* Start Entries provided *

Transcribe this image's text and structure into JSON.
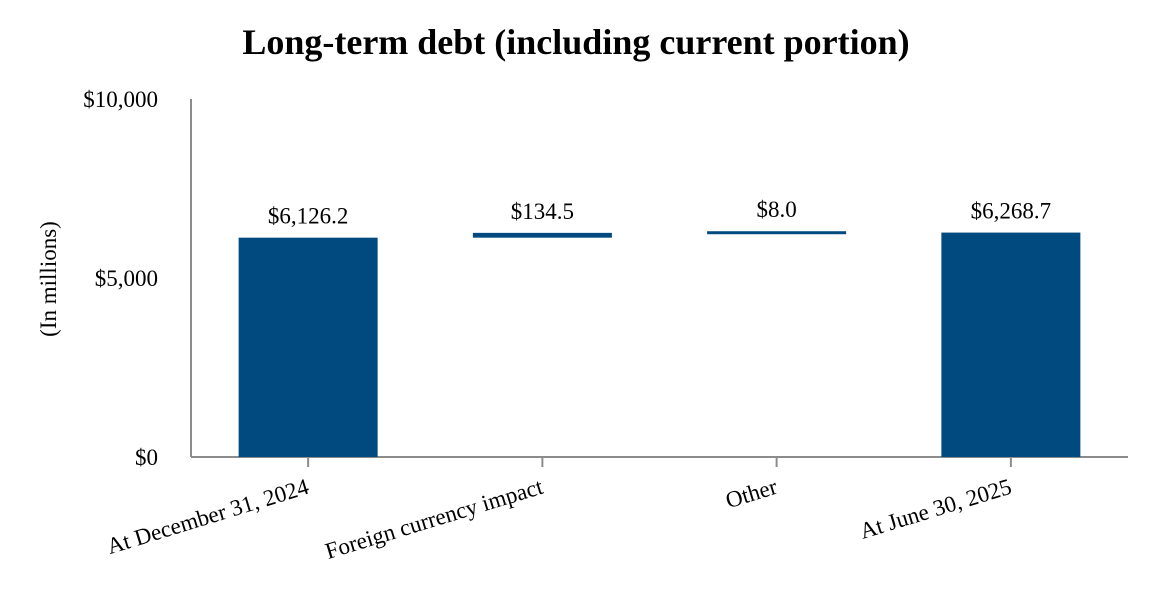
{
  "chart_data": {
    "type": "waterfall",
    "title": "Long-term debt (including current portion)",
    "xlabel": "",
    "ylabel": "(In millions)",
    "ylim": [
      0,
      10000
    ],
    "yticks": [
      {
        "value": 0,
        "label": "$0"
      },
      {
        "value": 5000,
        "label": "$5,000"
      },
      {
        "value": 10000,
        "label": "$10,000"
      }
    ],
    "grid": false,
    "legend": "none",
    "bars": [
      {
        "category": "At December 31, 2024",
        "kind": "total",
        "start": 0,
        "end": 6126.2,
        "value": 6126.2,
        "label": "$6,126.2"
      },
      {
        "category": "Foreign currency impact",
        "kind": "change",
        "start": 6126.2,
        "end": 6260.7,
        "value": 134.5,
        "label": "$134.5"
      },
      {
        "category": "Other",
        "kind": "change",
        "start": 6260.7,
        "end": 6268.7,
        "value": 8.0,
        "label": "$8.0"
      },
      {
        "category": "At June 30, 2025",
        "kind": "total",
        "start": 0,
        "end": 6268.7,
        "value": 6268.7,
        "label": "$6,268.7"
      }
    ],
    "colors": {
      "bar": "#004a80",
      "axis": "#8c8c8c"
    }
  }
}
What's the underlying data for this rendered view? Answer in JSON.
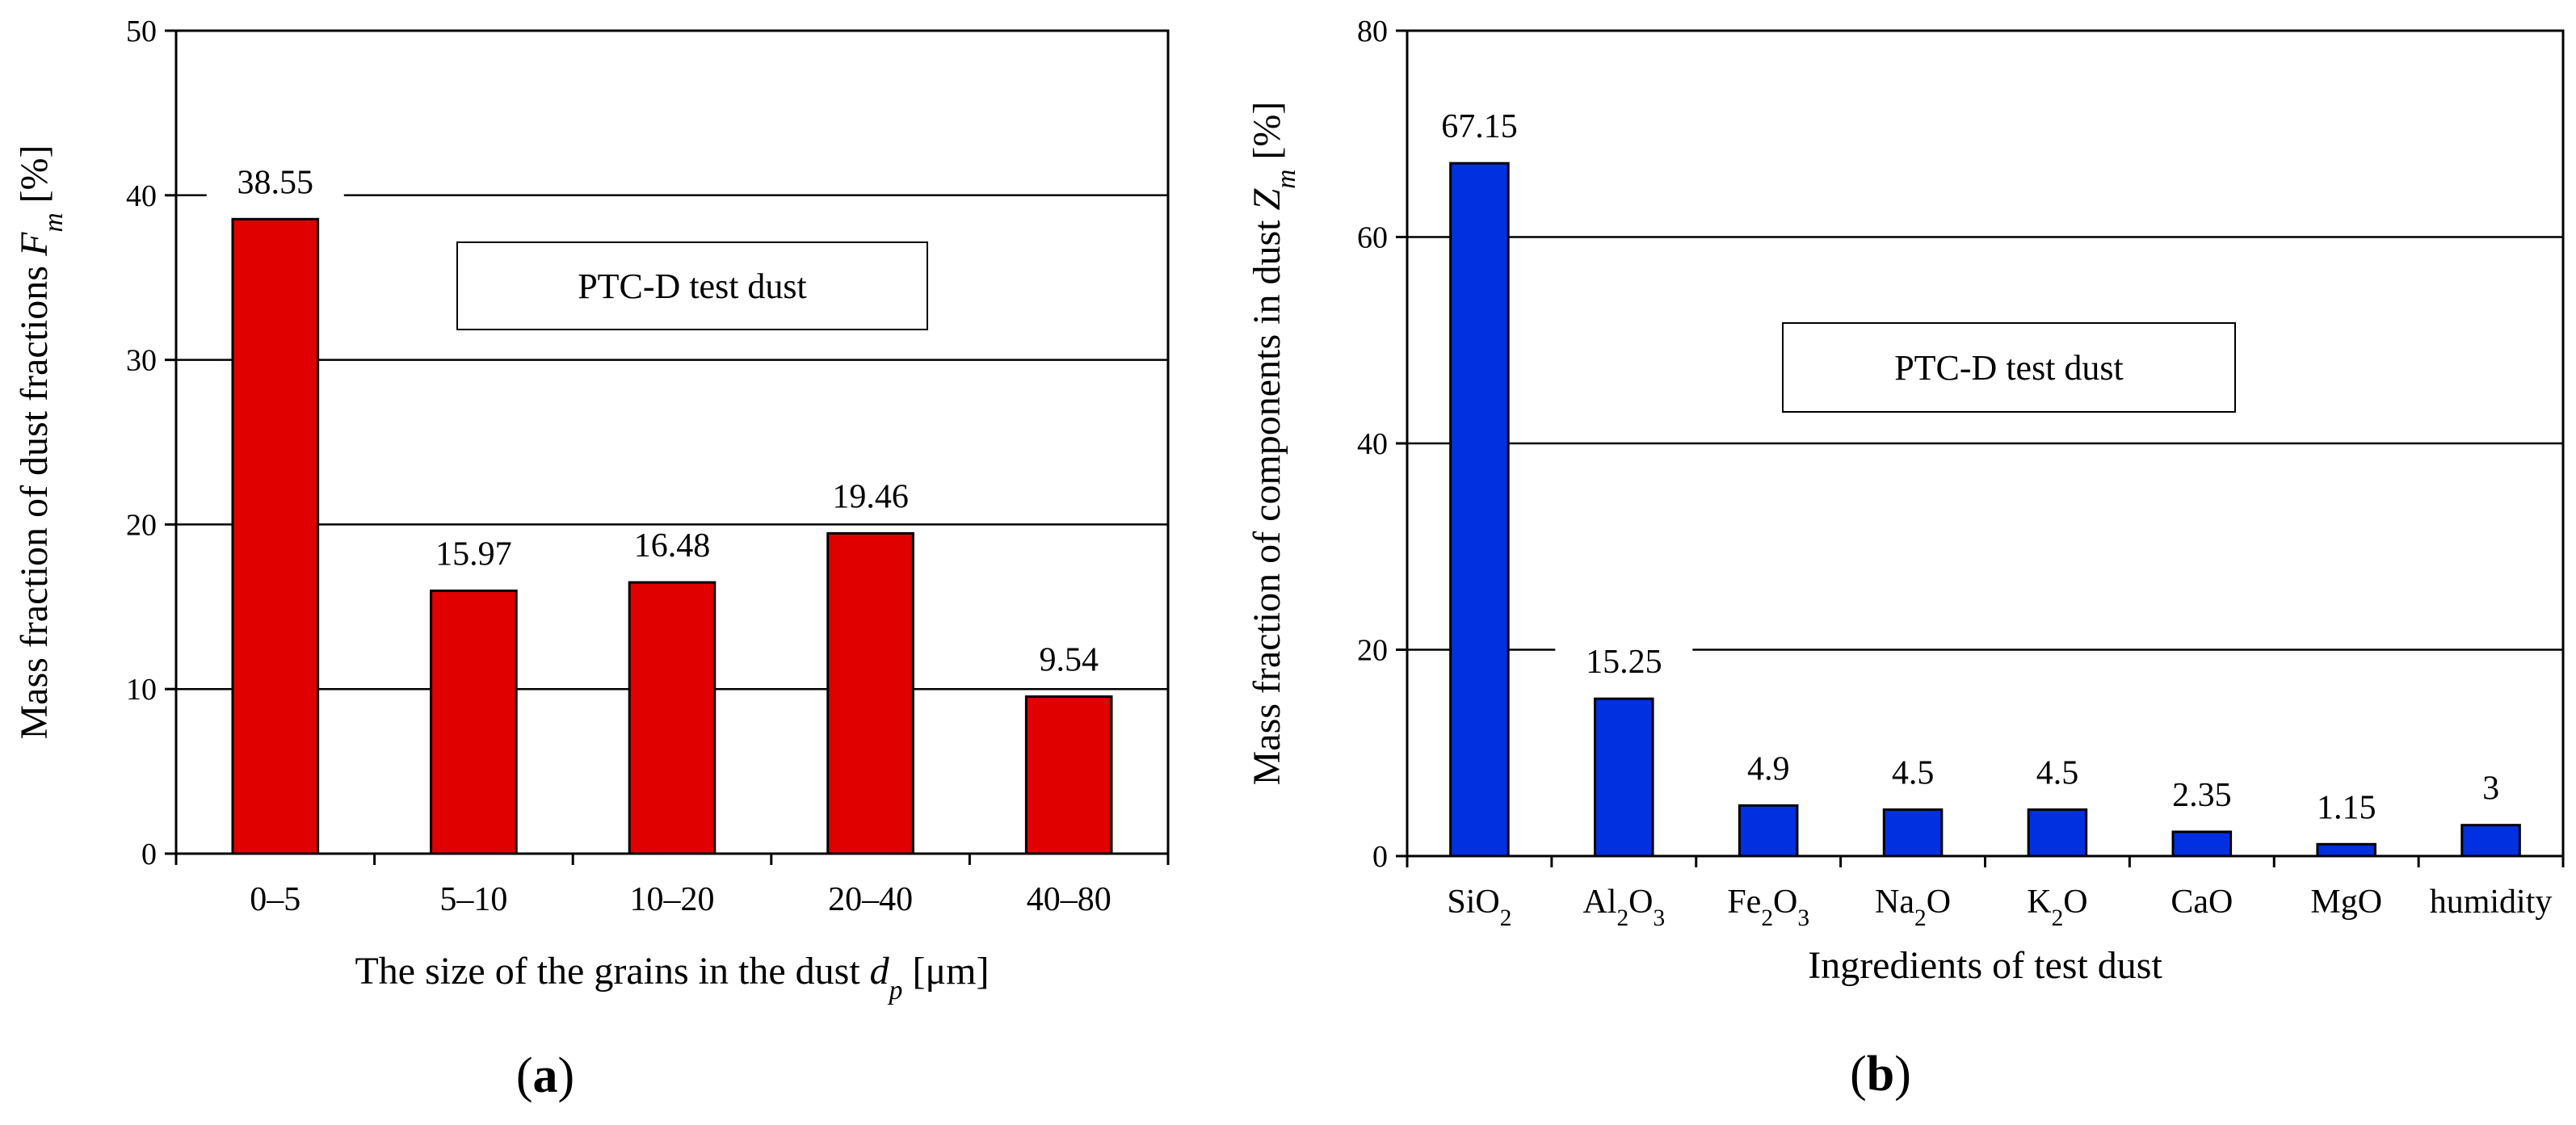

* End Entries provided *

# Written problem:
From start to finish, output the listing exactly, but omit its pictures.

# Exercise answer:
Transcribe this image's text and structure into JSON.
{
  "chart_data": {
    "type": "waterfall",
    "title": "Long-term debt (including current portion)",
    "xlabel": "",
    "ylabel": "(In millions)",
    "ylim": [
      0,
      10000
    ],
    "yticks": [
      {
        "value": 0,
        "label": "$0"
      },
      {
        "value": 5000,
        "label": "$5,000"
      },
      {
        "value": 10000,
        "label": "$10,000"
      }
    ],
    "grid": false,
    "legend": "none",
    "bars": [
      {
        "category": "At December 31, 2024",
        "kind": "total",
        "start": 0,
        "end": 6126.2,
        "value": 6126.2,
        "label": "$6,126.2"
      },
      {
        "category": "Foreign currency impact",
        "kind": "change",
        "start": 6126.2,
        "end": 6260.7,
        "value": 134.5,
        "label": "$134.5"
      },
      {
        "category": "Other",
        "kind": "change",
        "start": 6260.7,
        "end": 6268.7,
        "value": 8.0,
        "label": "$8.0"
      },
      {
        "category": "At June 30, 2025",
        "kind": "total",
        "start": 0,
        "end": 6268.7,
        "value": 6268.7,
        "label": "$6,268.7"
      }
    ],
    "colors": {
      "bar": "#004a80",
      "axis": "#8c8c8c"
    }
  }
}
What's the underlying data for this rendered view? Answer in JSON.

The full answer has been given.